--- Begin Records to process ---

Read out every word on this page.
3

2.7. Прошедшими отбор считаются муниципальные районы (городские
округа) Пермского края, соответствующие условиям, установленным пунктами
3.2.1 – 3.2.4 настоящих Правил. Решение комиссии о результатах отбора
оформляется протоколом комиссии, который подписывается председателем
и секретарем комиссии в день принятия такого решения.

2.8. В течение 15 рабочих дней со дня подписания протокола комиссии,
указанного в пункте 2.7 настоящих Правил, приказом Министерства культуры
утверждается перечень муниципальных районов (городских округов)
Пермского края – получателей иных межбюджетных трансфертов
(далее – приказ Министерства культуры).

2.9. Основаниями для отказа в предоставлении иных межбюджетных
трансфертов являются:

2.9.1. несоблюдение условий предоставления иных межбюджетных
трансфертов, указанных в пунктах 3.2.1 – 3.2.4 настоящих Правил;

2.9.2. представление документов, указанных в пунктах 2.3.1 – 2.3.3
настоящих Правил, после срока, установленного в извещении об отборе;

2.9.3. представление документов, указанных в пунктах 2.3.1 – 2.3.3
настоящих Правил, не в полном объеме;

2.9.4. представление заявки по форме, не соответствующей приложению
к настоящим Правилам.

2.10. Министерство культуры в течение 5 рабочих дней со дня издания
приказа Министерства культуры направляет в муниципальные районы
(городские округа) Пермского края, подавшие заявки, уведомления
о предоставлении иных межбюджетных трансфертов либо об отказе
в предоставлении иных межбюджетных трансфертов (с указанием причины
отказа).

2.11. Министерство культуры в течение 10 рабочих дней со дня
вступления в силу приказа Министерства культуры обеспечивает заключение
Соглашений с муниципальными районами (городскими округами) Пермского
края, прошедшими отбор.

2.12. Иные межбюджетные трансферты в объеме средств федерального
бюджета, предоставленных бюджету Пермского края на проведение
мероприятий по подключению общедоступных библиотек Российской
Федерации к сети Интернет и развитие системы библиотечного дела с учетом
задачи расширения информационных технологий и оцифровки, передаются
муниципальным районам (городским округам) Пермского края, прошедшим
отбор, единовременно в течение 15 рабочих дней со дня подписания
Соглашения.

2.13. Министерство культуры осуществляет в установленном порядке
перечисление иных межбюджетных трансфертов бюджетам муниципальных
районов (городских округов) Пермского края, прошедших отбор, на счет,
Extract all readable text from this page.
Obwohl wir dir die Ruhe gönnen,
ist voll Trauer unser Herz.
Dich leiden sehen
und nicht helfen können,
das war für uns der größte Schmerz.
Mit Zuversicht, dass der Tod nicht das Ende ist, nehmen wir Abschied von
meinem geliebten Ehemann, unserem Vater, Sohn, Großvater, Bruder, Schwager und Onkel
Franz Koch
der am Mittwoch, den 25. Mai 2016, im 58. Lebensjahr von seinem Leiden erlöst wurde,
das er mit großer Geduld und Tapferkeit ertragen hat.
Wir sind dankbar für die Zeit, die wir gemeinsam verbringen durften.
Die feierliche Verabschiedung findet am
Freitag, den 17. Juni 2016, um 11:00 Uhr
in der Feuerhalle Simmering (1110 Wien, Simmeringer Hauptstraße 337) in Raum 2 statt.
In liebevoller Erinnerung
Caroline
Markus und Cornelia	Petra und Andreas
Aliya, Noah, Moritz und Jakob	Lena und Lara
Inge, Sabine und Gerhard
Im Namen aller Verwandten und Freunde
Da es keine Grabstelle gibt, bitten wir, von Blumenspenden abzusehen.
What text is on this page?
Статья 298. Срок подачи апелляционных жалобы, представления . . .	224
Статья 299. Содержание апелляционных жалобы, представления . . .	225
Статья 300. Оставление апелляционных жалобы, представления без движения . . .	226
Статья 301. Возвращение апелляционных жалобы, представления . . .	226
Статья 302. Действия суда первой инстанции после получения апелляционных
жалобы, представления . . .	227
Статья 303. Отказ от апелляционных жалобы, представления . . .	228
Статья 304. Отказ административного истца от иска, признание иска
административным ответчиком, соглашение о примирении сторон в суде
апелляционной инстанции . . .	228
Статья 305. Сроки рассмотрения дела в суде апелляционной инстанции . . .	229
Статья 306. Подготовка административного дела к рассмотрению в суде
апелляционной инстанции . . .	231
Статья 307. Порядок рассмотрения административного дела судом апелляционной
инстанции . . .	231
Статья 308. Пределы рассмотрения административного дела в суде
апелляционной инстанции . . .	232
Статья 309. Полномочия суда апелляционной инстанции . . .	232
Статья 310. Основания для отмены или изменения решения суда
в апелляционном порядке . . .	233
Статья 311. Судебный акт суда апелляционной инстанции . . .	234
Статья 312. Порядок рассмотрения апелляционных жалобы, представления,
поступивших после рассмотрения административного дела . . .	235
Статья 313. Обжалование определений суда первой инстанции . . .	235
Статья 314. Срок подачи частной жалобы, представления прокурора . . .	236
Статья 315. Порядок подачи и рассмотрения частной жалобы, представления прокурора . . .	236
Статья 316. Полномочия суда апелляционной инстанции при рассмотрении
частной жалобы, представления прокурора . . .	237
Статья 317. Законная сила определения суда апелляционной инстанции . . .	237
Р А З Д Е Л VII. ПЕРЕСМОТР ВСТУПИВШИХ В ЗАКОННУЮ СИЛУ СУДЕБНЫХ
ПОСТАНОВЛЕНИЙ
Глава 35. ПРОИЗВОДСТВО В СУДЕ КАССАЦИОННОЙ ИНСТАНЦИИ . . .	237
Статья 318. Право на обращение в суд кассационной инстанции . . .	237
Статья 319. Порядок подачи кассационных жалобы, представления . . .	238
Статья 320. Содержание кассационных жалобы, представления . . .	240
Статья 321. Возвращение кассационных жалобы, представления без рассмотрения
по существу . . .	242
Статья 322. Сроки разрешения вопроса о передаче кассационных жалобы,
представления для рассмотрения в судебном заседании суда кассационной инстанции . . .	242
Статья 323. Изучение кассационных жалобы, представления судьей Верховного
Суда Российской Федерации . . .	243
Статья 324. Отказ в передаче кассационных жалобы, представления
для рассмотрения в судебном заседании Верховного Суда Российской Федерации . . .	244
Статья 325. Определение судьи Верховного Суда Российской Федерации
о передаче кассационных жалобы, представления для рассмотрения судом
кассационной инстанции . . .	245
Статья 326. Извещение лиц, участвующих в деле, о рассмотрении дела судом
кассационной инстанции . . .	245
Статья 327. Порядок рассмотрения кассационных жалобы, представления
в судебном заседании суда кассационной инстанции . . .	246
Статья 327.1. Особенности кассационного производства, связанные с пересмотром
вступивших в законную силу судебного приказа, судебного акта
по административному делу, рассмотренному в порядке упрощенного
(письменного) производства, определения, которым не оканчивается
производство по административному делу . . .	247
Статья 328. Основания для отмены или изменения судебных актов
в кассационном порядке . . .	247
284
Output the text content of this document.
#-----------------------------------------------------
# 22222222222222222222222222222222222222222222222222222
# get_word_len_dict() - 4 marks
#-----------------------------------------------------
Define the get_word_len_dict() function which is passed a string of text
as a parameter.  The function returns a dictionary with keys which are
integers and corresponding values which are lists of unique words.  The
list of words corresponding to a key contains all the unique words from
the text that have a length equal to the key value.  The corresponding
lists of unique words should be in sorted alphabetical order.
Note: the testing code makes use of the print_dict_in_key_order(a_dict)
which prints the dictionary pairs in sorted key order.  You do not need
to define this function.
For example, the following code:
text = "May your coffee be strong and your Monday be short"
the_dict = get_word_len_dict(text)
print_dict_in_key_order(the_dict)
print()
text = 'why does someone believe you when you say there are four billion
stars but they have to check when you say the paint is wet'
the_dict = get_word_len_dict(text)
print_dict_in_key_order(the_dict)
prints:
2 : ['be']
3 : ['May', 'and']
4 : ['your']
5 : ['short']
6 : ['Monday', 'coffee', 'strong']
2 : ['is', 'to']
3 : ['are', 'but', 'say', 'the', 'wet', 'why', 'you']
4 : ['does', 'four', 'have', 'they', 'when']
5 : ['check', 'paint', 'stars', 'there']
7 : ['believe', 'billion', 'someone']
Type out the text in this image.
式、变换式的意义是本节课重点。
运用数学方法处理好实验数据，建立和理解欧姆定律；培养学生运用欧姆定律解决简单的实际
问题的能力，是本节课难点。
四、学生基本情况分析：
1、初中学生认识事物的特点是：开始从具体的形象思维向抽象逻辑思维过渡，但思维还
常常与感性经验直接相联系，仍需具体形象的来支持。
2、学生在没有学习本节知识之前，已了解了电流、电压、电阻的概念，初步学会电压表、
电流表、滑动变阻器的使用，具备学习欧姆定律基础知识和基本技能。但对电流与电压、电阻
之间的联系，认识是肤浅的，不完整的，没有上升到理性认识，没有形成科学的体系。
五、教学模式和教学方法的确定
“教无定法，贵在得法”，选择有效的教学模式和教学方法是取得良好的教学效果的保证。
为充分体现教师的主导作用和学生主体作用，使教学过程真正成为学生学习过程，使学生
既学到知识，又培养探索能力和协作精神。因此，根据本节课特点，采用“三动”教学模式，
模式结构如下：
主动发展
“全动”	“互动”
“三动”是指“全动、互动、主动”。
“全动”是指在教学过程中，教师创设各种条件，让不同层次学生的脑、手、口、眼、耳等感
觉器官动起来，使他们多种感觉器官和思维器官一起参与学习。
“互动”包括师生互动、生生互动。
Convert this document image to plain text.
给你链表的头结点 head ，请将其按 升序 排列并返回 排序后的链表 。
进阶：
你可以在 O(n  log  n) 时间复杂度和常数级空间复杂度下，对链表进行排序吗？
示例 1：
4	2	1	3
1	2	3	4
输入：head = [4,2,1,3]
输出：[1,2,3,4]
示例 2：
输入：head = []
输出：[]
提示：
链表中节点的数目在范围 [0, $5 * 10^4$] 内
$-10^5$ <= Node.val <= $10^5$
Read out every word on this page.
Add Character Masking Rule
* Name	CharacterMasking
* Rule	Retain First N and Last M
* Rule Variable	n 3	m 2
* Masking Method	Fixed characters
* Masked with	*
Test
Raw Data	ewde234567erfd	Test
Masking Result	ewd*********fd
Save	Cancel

--- End Records to process ---

Task goal => Search the entries for the string "billion" and collect each line that has it.

Answer to this task =>
text = 'why does someone believe you when you say there are four billion
7 : ['believe', 'billion', 'someone']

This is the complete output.